▶ **SET EXERCISE**: Leave out the pictures and reproduce all of the data exactly.

BEGIN SUPPLIED DATA

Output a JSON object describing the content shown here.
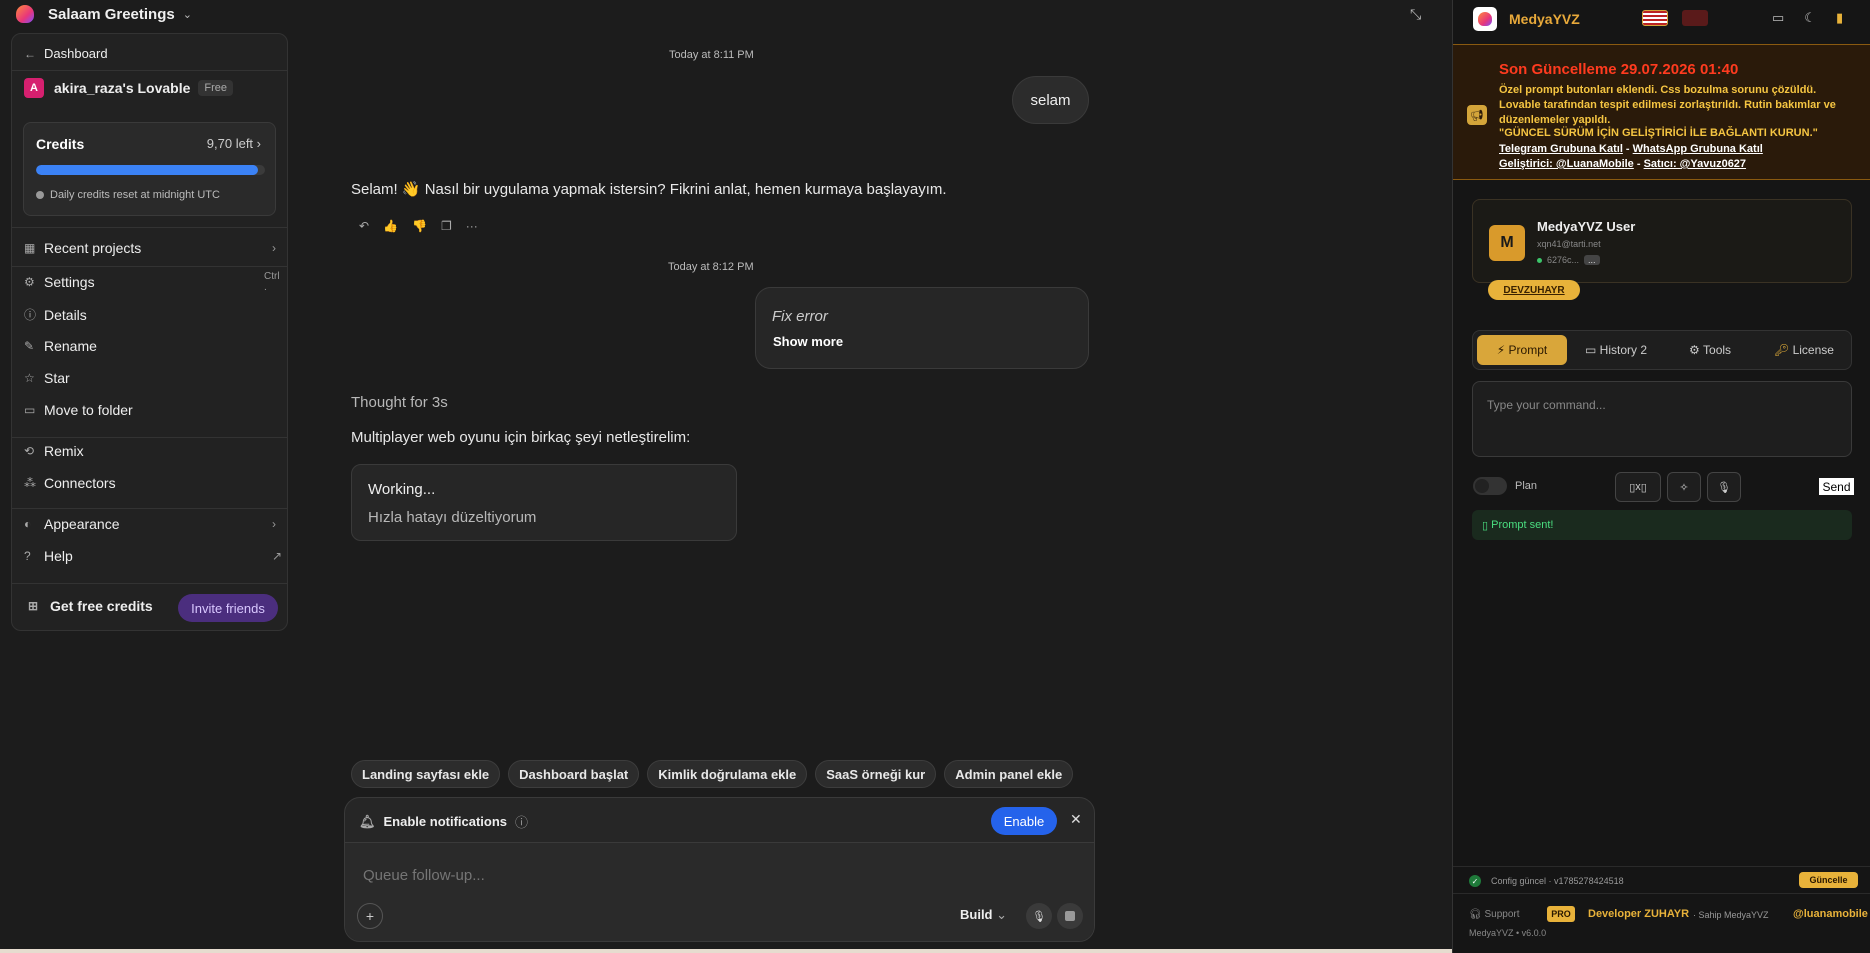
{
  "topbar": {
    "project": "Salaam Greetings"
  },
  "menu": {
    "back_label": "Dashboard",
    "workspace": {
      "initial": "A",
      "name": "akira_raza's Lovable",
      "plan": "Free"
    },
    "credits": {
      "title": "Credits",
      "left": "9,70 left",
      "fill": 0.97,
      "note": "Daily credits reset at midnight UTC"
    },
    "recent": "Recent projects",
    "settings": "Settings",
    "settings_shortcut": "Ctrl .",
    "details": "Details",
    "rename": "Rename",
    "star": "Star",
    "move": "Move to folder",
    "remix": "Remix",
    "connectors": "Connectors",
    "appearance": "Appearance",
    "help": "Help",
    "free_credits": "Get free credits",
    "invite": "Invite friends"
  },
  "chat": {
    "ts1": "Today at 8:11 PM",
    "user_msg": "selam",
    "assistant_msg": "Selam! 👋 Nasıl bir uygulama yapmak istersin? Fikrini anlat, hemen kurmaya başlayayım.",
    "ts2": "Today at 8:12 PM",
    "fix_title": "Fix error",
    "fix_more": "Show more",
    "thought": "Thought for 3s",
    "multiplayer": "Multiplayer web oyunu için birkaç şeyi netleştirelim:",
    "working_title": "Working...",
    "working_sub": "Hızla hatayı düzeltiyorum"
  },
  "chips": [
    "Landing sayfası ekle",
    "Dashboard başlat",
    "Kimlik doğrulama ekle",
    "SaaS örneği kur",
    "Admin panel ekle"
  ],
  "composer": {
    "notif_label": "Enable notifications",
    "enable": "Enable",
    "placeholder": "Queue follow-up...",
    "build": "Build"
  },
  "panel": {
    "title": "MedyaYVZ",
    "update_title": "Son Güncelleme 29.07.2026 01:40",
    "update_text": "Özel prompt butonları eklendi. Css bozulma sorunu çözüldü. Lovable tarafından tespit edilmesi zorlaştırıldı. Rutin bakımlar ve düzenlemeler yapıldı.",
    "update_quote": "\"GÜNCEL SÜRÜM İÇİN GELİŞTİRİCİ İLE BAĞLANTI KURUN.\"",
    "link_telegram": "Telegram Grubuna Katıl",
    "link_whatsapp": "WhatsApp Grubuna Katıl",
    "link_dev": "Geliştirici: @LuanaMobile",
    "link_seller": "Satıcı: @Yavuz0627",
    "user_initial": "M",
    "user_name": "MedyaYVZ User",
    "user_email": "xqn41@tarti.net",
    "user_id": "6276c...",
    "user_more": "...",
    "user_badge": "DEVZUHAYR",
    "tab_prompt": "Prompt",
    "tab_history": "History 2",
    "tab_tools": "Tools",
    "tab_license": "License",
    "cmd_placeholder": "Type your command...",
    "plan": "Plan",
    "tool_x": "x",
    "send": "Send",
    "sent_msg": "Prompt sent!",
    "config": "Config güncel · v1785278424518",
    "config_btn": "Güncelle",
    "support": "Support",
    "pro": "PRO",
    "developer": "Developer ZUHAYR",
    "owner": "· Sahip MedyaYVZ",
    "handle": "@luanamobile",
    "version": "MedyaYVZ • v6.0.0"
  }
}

END SUPPLIED DATA

▶ **WRITTEN SOLUTION**:
Output a JSON object describing the content shown here.
{
  "topbar": {
    "project": "Salaam Greetings"
  },
  "menu": {
    "back_label": "Dashboard",
    "workspace": {
      "initial": "A",
      "name": "akira_raza's Lovable",
      "plan": "Free"
    },
    "credits": {
      "title": "Credits",
      "left": "9,70 left",
      "fill": 0.97,
      "note": "Daily credits reset at midnight UTC"
    },
    "recent": "Recent projects",
    "settings": "Settings",
    "settings_shortcut": "Ctrl .",
    "details": "Details",
    "rename": "Rename",
    "star": "Star",
    "move": "Move to folder",
    "remix": "Remix",
    "connectors": "Connectors",
    "appearance": "Appearance",
    "help": "Help",
    "free_credits": "Get free credits",
    "invite": "Invite friends"
  },
  "chat": {
    "ts1": "Today at 8:11 PM",
    "user_msg": "selam",
    "assistant_msg": "Selam! 👋 Nasıl bir uygulama yapmak istersin? Fikrini anlat, hemen kurmaya başlayayım.",
    "ts2": "Today at 8:12 PM",
    "fix_title": "Fix error",
    "fix_more": "Show more",
    "thought": "Thought for 3s",
    "multiplayer": "Multiplayer web oyunu için birkaç şeyi netleştirelim:",
    "working_title": "Working...",
    "working_sub": "Hızla hatayı düzeltiyorum"
  },
  "chips": [
    "Landing sayfası ekle",
    "Dashboard başlat",
    "Kimlik doğrulama ekle",
    "SaaS örneği kur",
    "Admin panel ekle"
  ],
  "composer": {
    "notif_label": "Enable notifications",
    "enable": "Enable",
    "placeholder": "Queue follow-up...",
    "build": "Build"
  },
  "panel": {
    "title": "MedyaYVZ",
    "update_title": "Son Güncelleme 29.07.2026 01:40",
    "update_text": "Özel prompt butonları eklendi. Css bozulma sorunu çözüldü. Lovable tarafından tespit edilmesi zorlaştırıldı. Rutin bakımlar ve düzenlemeler yapıldı.",
    "update_quote": "\"GÜNCEL SÜRÜM İÇİN GELİŞTİRİCİ İLE BAĞLANTI KURUN.\"",
    "link_telegram": "Telegram Grubuna Katıl",
    "link_whatsapp": "WhatsApp Grubuna Katıl",
    "link_dev": "Geliştirici: @LuanaMobile",
    "link_seller": "Satıcı: @Yavuz0627",
    "user_initial": "M",
    "user_name": "MedyaYVZ User",
    "user_email": "xqn41@tarti.net",
    "user_id": "6276c...",
    "user_more": "...",
    "user_badge": "DEVZUHAYR",
    "tab_prompt": "Prompt",
    "tab_history": "History 2",
    "tab_tools": "Tools",
    "tab_license": "License",
    "cmd_placeholder": "Type your command...",
    "plan": "Plan",
    "tool_x": "x",
    "send": "Send",
    "sent_msg": "Prompt sent!",
    "config": "Config güncel · v1785278424518",
    "config_btn": "Güncelle",
    "support": "Support",
    "pro": "PRO",
    "developer": "Developer ZUHAYR",
    "owner": "· Sahip MedyaYVZ",
    "handle": "@luanamobile",
    "version": "MedyaYVZ • v6.0.0"
  }
}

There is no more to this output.